** Opening RECORDS TO USE block **
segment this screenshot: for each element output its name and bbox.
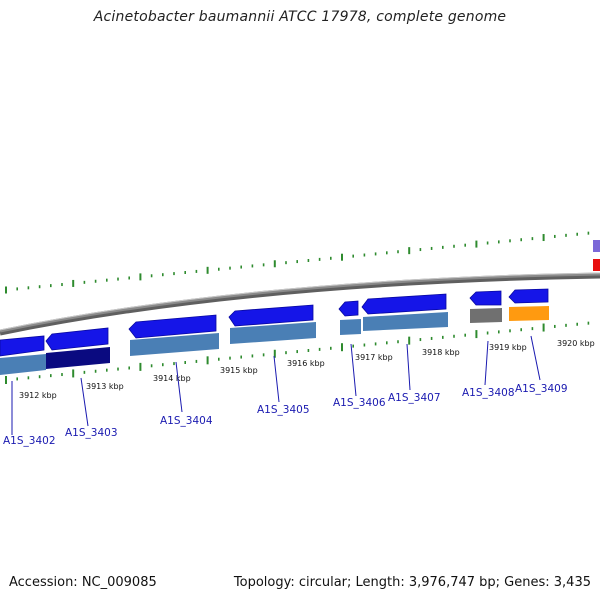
leader-3409 — [530, 335, 541, 381]
kbp-label: 3914 kbp — [153, 374, 191, 383]
kbp-label: 3920 kbp — [557, 339, 595, 348]
gene-arrow-3404[interactable] — [128, 314, 217, 339]
gene-label-3407[interactable]: A1S_3407 — [388, 392, 441, 404]
map-title: Acinetobacter baumannii ATCC 17978, comp… — [93, 9, 507, 25]
leader-3408 — [484, 340, 489, 386]
gene-label-3408[interactable]: A1S_3408 — [462, 387, 515, 399]
genome-backbone — [0, 272, 600, 336]
kbp-label: 3912 kbp — [19, 391, 57, 400]
backbone-line — [0, 272, 600, 333]
gene-arrow-3405[interactable] — [228, 304, 314, 327]
inner-tick-track — [5, 321, 590, 384]
edge-feature-red[interactable] — [593, 259, 600, 271]
kbp-label: 3916 kbp — [287, 359, 325, 368]
cds-feature-3409[interactable] — [509, 306, 549, 321]
gene-label-leaders — [11, 335, 541, 435]
leader-3404 — [175, 361, 183, 413]
accession-text: Accession: NC_009085 — [9, 575, 157, 590]
cds-feature-3405[interactable] — [230, 322, 316, 344]
gene-label-3403[interactable]: A1S_3403 — [65, 427, 118, 439]
backbone-highlight — [0, 272, 600, 331]
gene-arrow-3406[interactable] — [338, 300, 359, 317]
kbp-label: 3918 kbp — [422, 348, 460, 357]
cds-feature-3403[interactable] — [46, 347, 110, 369]
gene-arrow-3402[interactable] — [0, 335, 45, 357]
cds-feature-3406[interactable] — [340, 319, 361, 335]
leader-3403 — [80, 377, 89, 427]
gene-label-3402[interactable]: A1S_3402 — [3, 435, 56, 447]
kbp-label: 3915 kbp — [220, 366, 258, 375]
leader-3405 — [273, 355, 280, 403]
cds-feature-3407[interactable] — [363, 312, 448, 331]
kbp-labels: 3912 kbp 3913 kbp 3914 kbp 3915 kbp 3916… — [19, 339, 595, 400]
edge-feature-marks — [593, 240, 600, 271]
gene-labels: A1S_3402 A1S_3403 A1S_3404 A1S_3405 A1S_… — [3, 383, 568, 447]
leader-3407 — [406, 343, 411, 391]
edge-feature-purple[interactable] — [593, 240, 600, 252]
kbp-label: 3919 kbp — [489, 343, 527, 352]
kbp-label: 3913 kbp — [86, 382, 124, 391]
gene-arrow-3403[interactable] — [45, 327, 109, 351]
topology-summary-text: Topology: circular; Length: 3,976,747 bp… — [233, 575, 591, 590]
cds-feature-3404[interactable] — [130, 333, 219, 356]
gene-label-3409[interactable]: A1S_3409 — [515, 383, 568, 395]
gene-label-3404[interactable]: A1S_3404 — [160, 415, 213, 427]
outer-tick-track — [5, 231, 590, 294]
backbone-shadow — [0, 273, 600, 336]
cds-features — [0, 306, 549, 375]
gene-arrow-3409[interactable] — [508, 288, 549, 304]
cds-feature-3402[interactable] — [0, 354, 46, 375]
gene-arrow-3407[interactable] — [361, 293, 447, 315]
gene-arrow-3408[interactable] — [469, 290, 502, 306]
cds-feature-3408[interactable] — [470, 308, 502, 323]
gene-label-3405[interactable]: A1S_3405 — [257, 404, 310, 416]
gene-label-3406[interactable]: A1S_3406 — [333, 397, 386, 409]
gene-arrows — [0, 288, 549, 357]
kbp-label: 3917 kbp — [355, 353, 393, 362]
leader-3406 — [350, 343, 357, 397]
** Closing RECORDS TO USE block **
#### [BRIEF]
Without any of its images, the data above should be returned exactly.

#### [TASK SOLUTION]
segment this screenshot: for each element output its name and bbox.
leader-3409 — [530, 335, 541, 381]
kbp-label: 3914 kbp — [153, 374, 191, 383]
kbp-label: 3920 kbp — [557, 339, 595, 348]
gene-arrow-3404[interactable] — [128, 314, 217, 339]
gene-label-3407[interactable]: A1S_3407 — [388, 392, 441, 404]
map-title: Acinetobacter baumannii ATCC 17978, comp… — [93, 9, 507, 25]
leader-3408 — [484, 340, 489, 386]
gene-label-3408[interactable]: A1S_3408 — [462, 387, 515, 399]
genome-backbone — [0, 272, 600, 336]
kbp-label: 3912 kbp — [19, 391, 57, 400]
backbone-line — [0, 272, 600, 333]
gene-arrow-3405[interactable] — [228, 304, 314, 327]
inner-tick-track — [5, 321, 590, 384]
edge-feature-red[interactable] — [593, 259, 600, 271]
kbp-label: 3916 kbp — [287, 359, 325, 368]
cds-feature-3409[interactable] — [509, 306, 549, 321]
gene-label-leaders — [11, 335, 541, 435]
leader-3404 — [175, 361, 183, 413]
accession-text: Accession: NC_009085 — [9, 575, 157, 590]
cds-feature-3405[interactable] — [230, 322, 316, 344]
gene-label-3403[interactable]: A1S_3403 — [65, 427, 118, 439]
backbone-highlight — [0, 272, 600, 331]
gene-arrow-3406[interactable] — [338, 300, 359, 317]
kbp-label: 3918 kbp — [422, 348, 460, 357]
cds-feature-3403[interactable] — [46, 347, 110, 369]
gene-arrow-3402[interactable] — [0, 335, 45, 357]
cds-feature-3406[interactable] — [340, 319, 361, 335]
leader-3403 — [80, 377, 89, 427]
gene-label-3402[interactable]: A1S_3402 — [3, 435, 56, 447]
kbp-label: 3915 kbp — [220, 366, 258, 375]
leader-3405 — [273, 355, 280, 403]
cds-feature-3407[interactable] — [363, 312, 448, 331]
kbp-labels: 3912 kbp 3913 kbp 3914 kbp 3915 kbp 3916… — [19, 339, 595, 400]
edge-feature-marks — [593, 240, 600, 271]
gene-labels: A1S_3402 A1S_3403 A1S_3404 A1S_3405 A1S_… — [3, 383, 568, 447]
leader-3407 — [406, 343, 411, 391]
edge-feature-purple[interactable] — [593, 240, 600, 252]
kbp-label: 3919 kbp — [489, 343, 527, 352]
kbp-label: 3913 kbp — [86, 382, 124, 391]
gene-arrow-3403[interactable] — [45, 327, 109, 351]
topology-summary-text: Topology: circular; Length: 3,976,747 bp… — [233, 575, 591, 590]
cds-feature-3404[interactable] — [130, 333, 219, 356]
gene-label-3409[interactable]: A1S_3409 — [515, 383, 568, 395]
gene-label-3404[interactable]: A1S_3404 — [160, 415, 213, 427]
outer-tick-track — [5, 231, 590, 294]
backbone-shadow — [0, 273, 600, 336]
cds-features — [0, 306, 549, 375]
gene-arrow-3409[interactable] — [508, 288, 549, 304]
cds-feature-3402[interactable] — [0, 354, 46, 375]
gene-arrow-3407[interactable] — [361, 293, 447, 315]
gene-arrow-3408[interactable] — [469, 290, 502, 306]
cds-feature-3408[interactable] — [470, 308, 502, 323]
gene-label-3405[interactable]: A1S_3405 — [257, 404, 310, 416]
gene-label-3406[interactable]: A1S_3406 — [333, 397, 386, 409]
gene-arrows — [0, 288, 549, 357]
kbp-label: 3917 kbp — [355, 353, 393, 362]
leader-3406 — [350, 343, 357, 397]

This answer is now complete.